- **Exercise instructions**: Give the number of lines that include the word "Кремлевской", and nothing else.

------ Given records ------

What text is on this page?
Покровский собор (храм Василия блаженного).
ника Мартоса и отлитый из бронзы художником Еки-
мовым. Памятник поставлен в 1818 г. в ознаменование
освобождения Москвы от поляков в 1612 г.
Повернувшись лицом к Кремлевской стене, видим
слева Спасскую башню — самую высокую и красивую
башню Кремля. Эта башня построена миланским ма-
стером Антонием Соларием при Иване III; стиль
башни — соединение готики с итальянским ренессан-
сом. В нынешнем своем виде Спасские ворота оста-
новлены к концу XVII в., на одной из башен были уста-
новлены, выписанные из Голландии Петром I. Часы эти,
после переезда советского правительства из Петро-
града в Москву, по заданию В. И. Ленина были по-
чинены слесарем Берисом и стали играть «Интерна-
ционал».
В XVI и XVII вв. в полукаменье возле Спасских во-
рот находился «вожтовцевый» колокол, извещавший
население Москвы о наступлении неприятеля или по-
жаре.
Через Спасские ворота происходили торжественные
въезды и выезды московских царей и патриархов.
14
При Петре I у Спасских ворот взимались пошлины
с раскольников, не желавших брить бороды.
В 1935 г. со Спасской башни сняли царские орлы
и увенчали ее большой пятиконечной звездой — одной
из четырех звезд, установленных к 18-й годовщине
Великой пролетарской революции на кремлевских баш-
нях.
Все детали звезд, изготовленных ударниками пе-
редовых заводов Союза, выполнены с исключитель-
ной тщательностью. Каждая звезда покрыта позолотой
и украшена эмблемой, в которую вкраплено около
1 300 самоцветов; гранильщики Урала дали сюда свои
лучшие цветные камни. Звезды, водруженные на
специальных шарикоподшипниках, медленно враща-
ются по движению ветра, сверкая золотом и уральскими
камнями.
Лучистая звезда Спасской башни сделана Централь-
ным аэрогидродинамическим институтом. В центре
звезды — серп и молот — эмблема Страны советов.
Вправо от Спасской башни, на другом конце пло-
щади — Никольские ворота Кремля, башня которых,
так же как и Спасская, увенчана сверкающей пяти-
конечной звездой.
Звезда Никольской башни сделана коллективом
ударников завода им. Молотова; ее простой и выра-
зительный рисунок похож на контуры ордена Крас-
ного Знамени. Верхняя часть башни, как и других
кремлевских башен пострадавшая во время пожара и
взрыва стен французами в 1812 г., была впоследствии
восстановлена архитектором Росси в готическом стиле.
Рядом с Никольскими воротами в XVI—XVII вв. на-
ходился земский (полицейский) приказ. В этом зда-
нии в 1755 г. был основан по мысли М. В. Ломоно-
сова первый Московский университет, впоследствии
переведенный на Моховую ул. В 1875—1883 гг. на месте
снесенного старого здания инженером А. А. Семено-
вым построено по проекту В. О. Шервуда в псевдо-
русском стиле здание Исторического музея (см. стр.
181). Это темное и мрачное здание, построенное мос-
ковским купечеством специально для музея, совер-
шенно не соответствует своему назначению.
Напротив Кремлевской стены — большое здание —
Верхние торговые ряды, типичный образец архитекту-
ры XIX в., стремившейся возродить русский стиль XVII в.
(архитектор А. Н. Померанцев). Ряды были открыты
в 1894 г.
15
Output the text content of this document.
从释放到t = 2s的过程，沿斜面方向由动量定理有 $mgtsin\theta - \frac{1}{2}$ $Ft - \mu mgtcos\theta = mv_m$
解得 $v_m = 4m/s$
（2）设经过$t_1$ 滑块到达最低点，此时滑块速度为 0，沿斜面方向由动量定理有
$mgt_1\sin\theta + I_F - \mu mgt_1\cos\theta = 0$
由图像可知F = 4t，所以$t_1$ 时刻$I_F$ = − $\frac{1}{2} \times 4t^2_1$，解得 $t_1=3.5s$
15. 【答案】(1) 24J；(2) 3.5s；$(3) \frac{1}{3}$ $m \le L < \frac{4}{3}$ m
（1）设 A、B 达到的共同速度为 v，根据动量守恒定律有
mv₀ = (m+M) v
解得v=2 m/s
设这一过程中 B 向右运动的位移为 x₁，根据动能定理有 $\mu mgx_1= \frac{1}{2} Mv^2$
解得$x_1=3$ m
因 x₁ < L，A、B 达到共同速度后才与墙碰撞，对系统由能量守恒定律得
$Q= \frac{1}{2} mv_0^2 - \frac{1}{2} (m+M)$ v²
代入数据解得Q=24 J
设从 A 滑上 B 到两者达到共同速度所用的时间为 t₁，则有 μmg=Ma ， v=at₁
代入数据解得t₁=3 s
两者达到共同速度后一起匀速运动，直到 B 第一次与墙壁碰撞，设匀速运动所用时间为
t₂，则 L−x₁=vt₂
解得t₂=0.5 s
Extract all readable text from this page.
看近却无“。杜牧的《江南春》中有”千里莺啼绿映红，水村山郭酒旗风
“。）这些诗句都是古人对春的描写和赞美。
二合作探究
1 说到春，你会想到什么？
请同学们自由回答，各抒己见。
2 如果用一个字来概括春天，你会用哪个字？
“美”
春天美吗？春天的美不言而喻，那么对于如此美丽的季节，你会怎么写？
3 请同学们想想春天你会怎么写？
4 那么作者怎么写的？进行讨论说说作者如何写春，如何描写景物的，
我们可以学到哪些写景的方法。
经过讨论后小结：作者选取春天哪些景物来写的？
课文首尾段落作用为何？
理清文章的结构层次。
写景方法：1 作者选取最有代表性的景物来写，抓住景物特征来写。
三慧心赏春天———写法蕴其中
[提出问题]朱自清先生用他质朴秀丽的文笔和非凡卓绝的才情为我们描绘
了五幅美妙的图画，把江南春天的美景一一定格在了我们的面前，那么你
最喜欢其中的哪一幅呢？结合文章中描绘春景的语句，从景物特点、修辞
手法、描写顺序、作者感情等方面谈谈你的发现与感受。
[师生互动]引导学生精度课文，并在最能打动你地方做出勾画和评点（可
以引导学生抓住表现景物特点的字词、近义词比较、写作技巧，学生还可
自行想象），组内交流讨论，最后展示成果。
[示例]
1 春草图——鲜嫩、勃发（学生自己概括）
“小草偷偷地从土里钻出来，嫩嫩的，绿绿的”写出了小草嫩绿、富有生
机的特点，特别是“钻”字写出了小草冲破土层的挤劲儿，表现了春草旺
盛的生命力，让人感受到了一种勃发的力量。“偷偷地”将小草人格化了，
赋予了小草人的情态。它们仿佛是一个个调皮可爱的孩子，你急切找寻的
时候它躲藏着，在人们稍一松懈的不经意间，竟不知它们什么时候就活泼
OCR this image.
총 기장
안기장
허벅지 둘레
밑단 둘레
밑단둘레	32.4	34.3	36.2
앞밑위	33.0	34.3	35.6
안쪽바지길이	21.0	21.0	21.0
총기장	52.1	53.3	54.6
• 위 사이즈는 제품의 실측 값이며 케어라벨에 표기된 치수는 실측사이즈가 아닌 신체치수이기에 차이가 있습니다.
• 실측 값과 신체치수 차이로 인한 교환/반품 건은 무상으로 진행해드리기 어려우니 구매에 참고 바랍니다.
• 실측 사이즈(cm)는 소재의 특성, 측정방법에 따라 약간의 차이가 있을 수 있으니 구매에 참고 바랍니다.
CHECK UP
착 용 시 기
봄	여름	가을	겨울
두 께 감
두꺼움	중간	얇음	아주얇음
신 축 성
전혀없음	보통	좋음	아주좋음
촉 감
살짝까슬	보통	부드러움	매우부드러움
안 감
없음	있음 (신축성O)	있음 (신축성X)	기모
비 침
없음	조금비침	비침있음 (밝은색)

------

- **Answer**: 2